AIM: Look at each line of the records and count those with "يخبر" in them. Please answer with the count alone.

Raw records
◆ ◆ ◆
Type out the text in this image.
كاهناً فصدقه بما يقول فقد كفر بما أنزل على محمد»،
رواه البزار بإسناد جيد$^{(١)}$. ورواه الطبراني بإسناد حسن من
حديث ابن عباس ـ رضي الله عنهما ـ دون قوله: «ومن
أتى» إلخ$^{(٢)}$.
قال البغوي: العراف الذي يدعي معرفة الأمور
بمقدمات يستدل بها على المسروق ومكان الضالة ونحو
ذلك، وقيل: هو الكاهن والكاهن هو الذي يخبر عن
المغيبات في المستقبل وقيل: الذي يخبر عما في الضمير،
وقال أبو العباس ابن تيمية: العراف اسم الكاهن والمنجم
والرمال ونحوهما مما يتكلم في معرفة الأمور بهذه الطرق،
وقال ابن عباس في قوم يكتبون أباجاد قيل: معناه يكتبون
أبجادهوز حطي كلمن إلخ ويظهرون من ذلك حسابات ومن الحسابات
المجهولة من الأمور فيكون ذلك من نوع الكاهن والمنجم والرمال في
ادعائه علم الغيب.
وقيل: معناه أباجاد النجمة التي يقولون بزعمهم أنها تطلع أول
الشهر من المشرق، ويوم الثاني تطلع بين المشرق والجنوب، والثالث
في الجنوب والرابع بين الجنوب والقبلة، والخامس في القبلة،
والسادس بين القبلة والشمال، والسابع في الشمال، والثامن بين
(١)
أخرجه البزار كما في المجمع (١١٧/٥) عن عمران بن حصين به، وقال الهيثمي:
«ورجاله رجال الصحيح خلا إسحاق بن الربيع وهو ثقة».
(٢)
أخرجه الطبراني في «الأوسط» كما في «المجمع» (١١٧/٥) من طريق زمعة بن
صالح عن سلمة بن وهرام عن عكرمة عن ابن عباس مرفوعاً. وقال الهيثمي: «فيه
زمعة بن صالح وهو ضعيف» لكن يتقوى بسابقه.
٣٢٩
◆ ◆ ◆
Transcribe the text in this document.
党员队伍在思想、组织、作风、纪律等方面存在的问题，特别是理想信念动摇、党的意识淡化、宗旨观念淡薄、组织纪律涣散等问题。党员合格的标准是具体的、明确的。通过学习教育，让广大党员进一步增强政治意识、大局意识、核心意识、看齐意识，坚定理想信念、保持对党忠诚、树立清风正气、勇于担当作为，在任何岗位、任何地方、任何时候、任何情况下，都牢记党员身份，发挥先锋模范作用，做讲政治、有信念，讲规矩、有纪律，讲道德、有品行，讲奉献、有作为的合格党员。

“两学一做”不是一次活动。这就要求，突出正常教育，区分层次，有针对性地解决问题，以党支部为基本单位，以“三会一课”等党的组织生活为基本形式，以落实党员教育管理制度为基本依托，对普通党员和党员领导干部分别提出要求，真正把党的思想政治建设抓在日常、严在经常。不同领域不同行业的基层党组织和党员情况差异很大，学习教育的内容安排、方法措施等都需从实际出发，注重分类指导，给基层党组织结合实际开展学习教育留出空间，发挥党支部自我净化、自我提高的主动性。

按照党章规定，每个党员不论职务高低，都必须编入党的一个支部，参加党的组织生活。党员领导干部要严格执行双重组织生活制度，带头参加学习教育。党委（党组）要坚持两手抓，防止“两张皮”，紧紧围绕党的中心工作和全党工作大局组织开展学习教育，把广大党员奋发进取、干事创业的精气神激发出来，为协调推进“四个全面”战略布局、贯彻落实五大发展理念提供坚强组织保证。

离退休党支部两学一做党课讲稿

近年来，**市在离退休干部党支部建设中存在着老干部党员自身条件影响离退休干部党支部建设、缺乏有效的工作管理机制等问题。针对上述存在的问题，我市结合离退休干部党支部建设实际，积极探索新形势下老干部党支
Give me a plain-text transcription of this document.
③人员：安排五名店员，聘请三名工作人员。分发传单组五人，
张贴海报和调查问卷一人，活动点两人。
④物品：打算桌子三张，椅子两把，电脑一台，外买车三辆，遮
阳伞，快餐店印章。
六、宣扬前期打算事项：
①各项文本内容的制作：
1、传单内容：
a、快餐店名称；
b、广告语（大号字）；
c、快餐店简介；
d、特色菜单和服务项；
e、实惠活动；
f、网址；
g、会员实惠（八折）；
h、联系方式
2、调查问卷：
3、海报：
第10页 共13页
◆ ◆ ◆
WRITTEN RESPONSE: 2